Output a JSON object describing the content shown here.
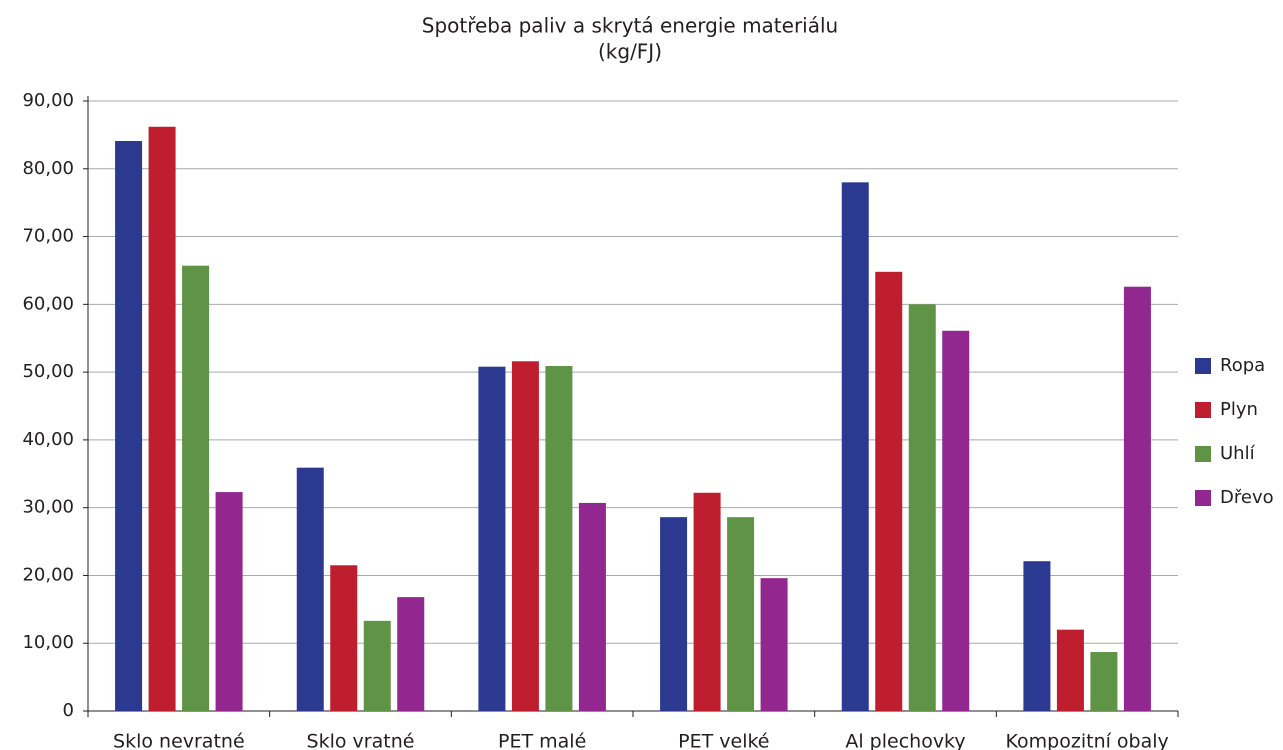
{
  "chart_data": {
    "type": "bar",
    "title": "Spotřeba paliv a skrytá energie materiálu",
    "subtitle": "(kg/FJ)",
    "categories": [
      "Sklo nevratné",
      "Sklo vratné",
      "PET malé",
      "PET velké",
      "Al plechovky",
      "Kompozitní obaly"
    ],
    "series": [
      {
        "name": "Ropa",
        "color": "#2b3990",
        "values": [
          84.1,
          35.9,
          50.8,
          28.6,
          78.0,
          22.1
        ]
      },
      {
        "name": "Plyn",
        "color": "#be1e2d",
        "values": [
          86.2,
          21.5,
          51.6,
          32.2,
          64.8,
          12.0
        ]
      },
      {
        "name": "Uhlí",
        "color": "#5f9446",
        "values": [
          65.7,
          13.3,
          50.9,
          28.6,
          60.0,
          8.7
        ]
      },
      {
        "name": "Dřevo",
        "color": "#92278f",
        "values": [
          32.3,
          16.8,
          30.7,
          19.6,
          56.1,
          62.6
        ]
      }
    ],
    "ylim": [
      0,
      90
    ],
    "yticks": [
      0,
      {
        "value": 10,
        "label": "10,00"
      },
      {
        "value": 20,
        "label": "20,00"
      },
      {
        "value": 30,
        "label": "30,00"
      },
      {
        "value": 40,
        "label": "40,00"
      },
      {
        "value": 50,
        "label": "50,00"
      },
      {
        "value": 60,
        "label": "60,00"
      },
      {
        "value": 70,
        "label": "70,00"
      },
      {
        "value": 80,
        "label": "80,00"
      },
      {
        "value": 90,
        "label": "90,00"
      }
    ],
    "grid": true,
    "legend": "right"
  }
}
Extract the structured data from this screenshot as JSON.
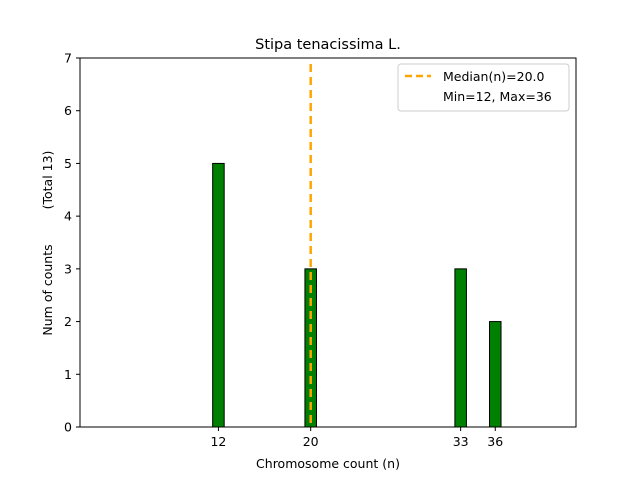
{
  "chart_data": {
    "type": "bar",
    "title": "Stipa tenacissima L.",
    "xlabel": "Chromosome count (n)",
    "ylabel_left": "Num of counts",
    "ylabel_right": "(Total 13)",
    "x": [
      12,
      20,
      33,
      36
    ],
    "values": [
      5,
      3,
      3,
      2
    ],
    "bar_color": "#008000",
    "bar_edge_color": "#000000",
    "xlim": [
      0,
      43
    ],
    "ylim": [
      0,
      7
    ],
    "yticks": [
      0,
      1,
      2,
      3,
      4,
      5,
      6,
      7
    ],
    "xticks": [
      12,
      20,
      33,
      36
    ],
    "median": 20.0,
    "median_color": "#FFA500",
    "legend": {
      "position": "top-right",
      "entries": [
        "Median(n)=20.0",
        "Min=12, Max=36"
      ]
    }
  }
}
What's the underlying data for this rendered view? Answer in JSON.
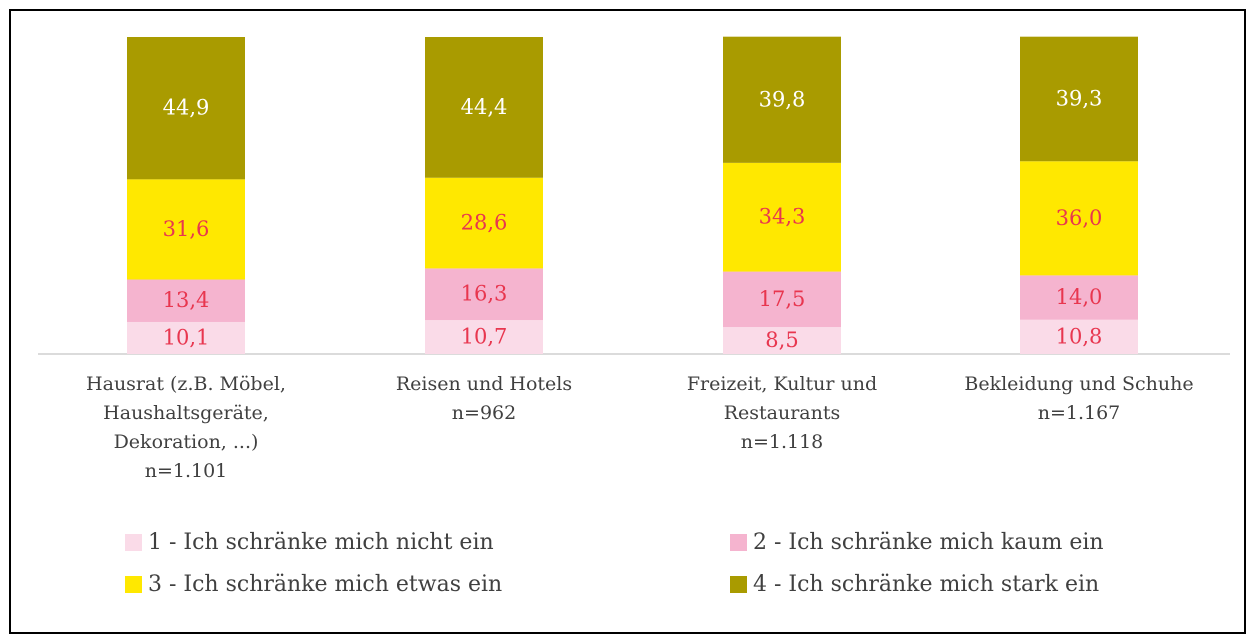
{
  "chart_data": {
    "type": "stacked_bar",
    "categories": [
      "Hausrat (z.B. Möbel, Haushaltsgeräte, Dekoration, ...)",
      "Reisen und Hotels",
      "Freizeit, Kultur und Restaurants",
      "Bekleidung und Schuhe"
    ],
    "sample_sizes": [
      "n=1.101",
      "n=962",
      "n=1.118",
      "n=1.167"
    ],
    "ylim": [
      0,
      100
    ],
    "series": [
      {
        "name": "1 - Ich schränke mich nicht ein",
        "color": "#fadbe8",
        "label_color": "#e8364f",
        "values": [
          10.1,
          10.7,
          8.5,
          10.8
        ],
        "value_labels": [
          "10,1",
          "10,7",
          "8,5",
          "10,8"
        ]
      },
      {
        "name": "2 - Ich schränke mich kaum ein",
        "color": "#f5b4cf",
        "label_color": "#e8364f",
        "values": [
          13.4,
          16.3,
          17.5,
          14.0
        ],
        "value_labels": [
          "13,4",
          "16,3",
          "17,5",
          "14,0"
        ]
      },
      {
        "name": "3 - Ich schränke mich etwas ein",
        "color": "#ffe800",
        "label_color": "#e8364f",
        "values": [
          31.6,
          28.6,
          34.3,
          36.0
        ],
        "value_labels": [
          "31,6",
          "28,6",
          "34,3",
          "36,0"
        ]
      },
      {
        "name": "4 - Ich schränke mich stark ein",
        "color": "#a99b00",
        "label_color": "#ffffff",
        "values": [
          44.9,
          44.4,
          39.8,
          39.3
        ],
        "value_labels": [
          "44,9",
          "44,4",
          "39,8",
          "39,3"
        ]
      }
    ]
  }
}
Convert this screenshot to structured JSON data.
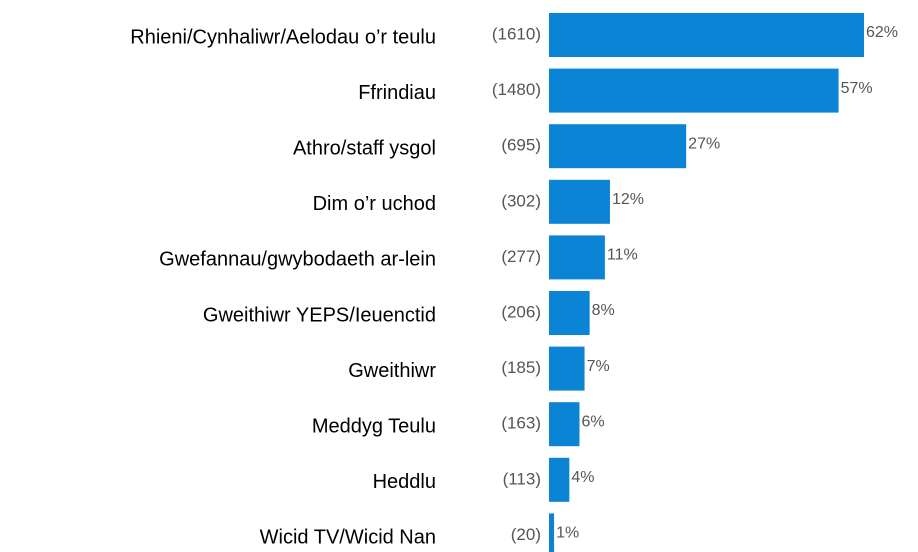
{
  "chart_data": {
    "type": "hbar",
    "categories": [
      "Rhieni/Cynhaliwr/Aelodau o’r teulu",
      "Ffrindiau",
      "Athro/staff ysgol",
      "Dim o’r uchod",
      "Gwefannau/gwybodaeth ar-lein",
      "Gweithiwr YEPS/Ieuenctid",
      "Gweithiwr",
      "Meddyg Teulu",
      "Heddlu",
      "Wicid TV/Wicid Nan"
    ],
    "values": [
      62,
      57,
      27,
      12,
      11,
      8,
      7,
      6,
      4,
      1
    ],
    "value_labels": [
      "62%",
      "57%",
      "27%",
      "12%",
      "11%",
      "8%",
      "7%",
      "6%",
      "4%",
      "1%"
    ],
    "counts": [
      1610,
      1480,
      695,
      302,
      277,
      206,
      185,
      163,
      113,
      20
    ],
    "count_labels": [
      "(1610)",
      "(1480)",
      "(695)",
      "(302)",
      "(277)",
      "(206)",
      "(185)",
      "(163)",
      "(113)",
      "(20)"
    ],
    "color": "#0b84d6",
    "xlim": [
      0,
      62
    ]
  }
}
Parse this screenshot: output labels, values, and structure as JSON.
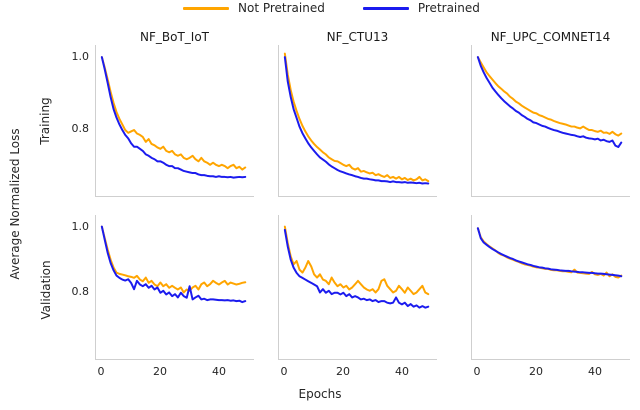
- - - - -
### WHAT YOU WILL DO
An exact transcription of all the entries is required, without the pictures.

### RESULT FOR THIS TASK
Output a JSON object describing the content shown here.
{
  "chart_data": {
    "type": "bar",
    "title": "Spotřeba paliv a skrytá energie materiálu",
    "subtitle": "(kg/FJ)",
    "categories": [
      "Sklo nevratné",
      "Sklo vratné",
      "PET malé",
      "PET velké",
      "Al plechovky",
      "Kompozitní obaly"
    ],
    "series": [
      {
        "name": "Ropa",
        "color": "#2b3990",
        "values": [
          84.1,
          35.9,
          50.8,
          28.6,
          78.0,
          22.1
        ]
      },
      {
        "name": "Plyn",
        "color": "#be1e2d",
        "values": [
          86.2,
          21.5,
          51.6,
          32.2,
          64.8,
          12.0
        ]
      },
      {
        "name": "Uhlí",
        "color": "#5f9446",
        "values": [
          65.7,
          13.3,
          50.9,
          28.6,
          60.0,
          8.7
        ]
      },
      {
        "name": "Dřevo",
        "color": "#92278f",
        "values": [
          32.3,
          16.8,
          30.7,
          19.6,
          56.1,
          62.6
        ]
      }
    ],
    "ylim": [
      0,
      90
    ],
    "yticks": [
      0,
      {
        "value": 10,
        "label": "10,00"
      },
      {
        "value": 20,
        "label": "20,00"
      },
      {
        "value": 30,
        "label": "30,00"
      },
      {
        "value": 40,
        "label": "40,00"
      },
      {
        "value": 50,
        "label": "50,00"
      },
      {
        "value": 60,
        "label": "60,00"
      },
      {
        "value": 70,
        "label": "70,00"
      },
      {
        "value": 80,
        "label": "80,00"
      },
      {
        "value": 90,
        "label": "90,00"
      }
    ],
    "grid": true,
    "legend": "right"
  }
}
Extract the structured data from this screenshot as JSON.
{
  "chart_data": {
    "type": "bar",
    "title": "Stipa tenacissima L.",
    "xlabel": "Chromosome count (n)",
    "ylabel_left": "Num of counts",
    "ylabel_right": "(Total 13)",
    "x": [
      12,
      20,
      33,
      36
    ],
    "values": [
      5,
      3,
      3,
      2
    ],
    "bar_color": "#008000",
    "bar_edge_color": "#000000",
    "xlim": [
      0,
      43
    ],
    "ylim": [
      0,
      7
    ],
    "yticks": [
      0,
      1,
      2,
      3,
      4,
      5,
      6,
      7
    ],
    "xticks": [
      12,
      20,
      33,
      36
    ],
    "median": 20.0,
    "median_color": "#FFA500",
    "legend": {
      "position": "top-right",
      "entries": [
        "Median(n)=20.0",
        "Min=12, Max=36"
      ]
    }
  }
}
What's the underlying data for this rendered view? Answer in JSON.
{
  "chart_data": {
    "type": "stacked_bar",
    "categories": [
      "Hausrat (z.B. Möbel, Haushaltsgeräte, Dekoration, ...)",
      "Reisen und Hotels",
      "Freizeit, Kultur und Restaurants",
      "Bekleidung und Schuhe"
    ],
    "sample_sizes": [
      "n=1.101",
      "n=962",
      "n=1.118",
      "n=1.167"
    ],
    "ylim": [
      0,
      100
    ],
    "series": [
      {
        "name": "1 - Ich schränke mich nicht ein",
        "color": "#fadbe8",
        "label_color": "#e8364f",
        "values": [
          10.1,
          10.7,
          8.5,
          10.8
        ],
        "value_labels": [
          "10,1",
          "10,7",
          "8,5",
          "10,8"
        ]
      },
      {
        "name": "2 - Ich schränke mich kaum ein",
        "color": "#f5b4cf",
        "label_color": "#e8364f",
        "values": [
          13.4,
          16.3,
          17.5,
          14.0
        ],
        "value_labels": [
          "13,4",
          "16,3",
          "17,5",
          "14,0"
        ]
      },
      {
        "name": "3 - Ich schränke mich etwas ein",
        "color": "#ffe800",
        "label_color": "#e8364f",
        "values": [
          31.6,
          28.6,
          34.3,
          36.0
        ],
        "value_labels": [
          "31,6",
          "28,6",
          "34,3",
          "36,0"
        ]
      },
      {
        "name": "4 - Ich schränke mich stark ein",
        "color": "#a99b00",
        "label_color": "#ffffff",
        "values": [
          44.9,
          44.4,
          39.8,
          39.3
        ],
        "value_labels": [
          "44,9",
          "44,4",
          "39,8",
          "39,3"
        ]
      }
    ]
  }
}
Convert this screenshot to structured JSON data.
{
  "chart_data": {
    "type": "hbar",
    "categories": [
      "Rhieni/Cynhaliwr/Aelodau o’r teulu",
      "Ffrindiau",
      "Athro/staff ysgol",
      "Dim o’r uchod",
      "Gwefannau/gwybodaeth ar-lein",
      "Gweithiwr YEPS/Ieuenctid",
      "Gweithiwr",
      "Meddyg Teulu",
      "Heddlu",
      "Wicid TV/Wicid Nan"
    ],
    "values": [
      62,
      57,
      27,
      12,
      11,
      8,
      7,
      6,
      4,
      1
    ],
    "value_labels": [
      "62%",
      "57%",
      "27%",
      "12%",
      "11%",
      "8%",
      "7%",
      "6%",
      "4%",
      "1%"
    ],
    "counts": [
      1610,
      1480,
      695,
      302,
      277,
      206,
      185,
      163,
      113,
      20
    ],
    "count_labels": [
      "(1610)",
      "(1480)",
      "(695)",
      "(302)",
      "(277)",
      "(206)",
      "(185)",
      "(163)",
      "(113)",
      "(20)"
    ],
    "color": "#0b84d6",
    "xlim": [
      0,
      62
    ]
  }
}
Parse this screenshot: output labels, values, and structure as JSON.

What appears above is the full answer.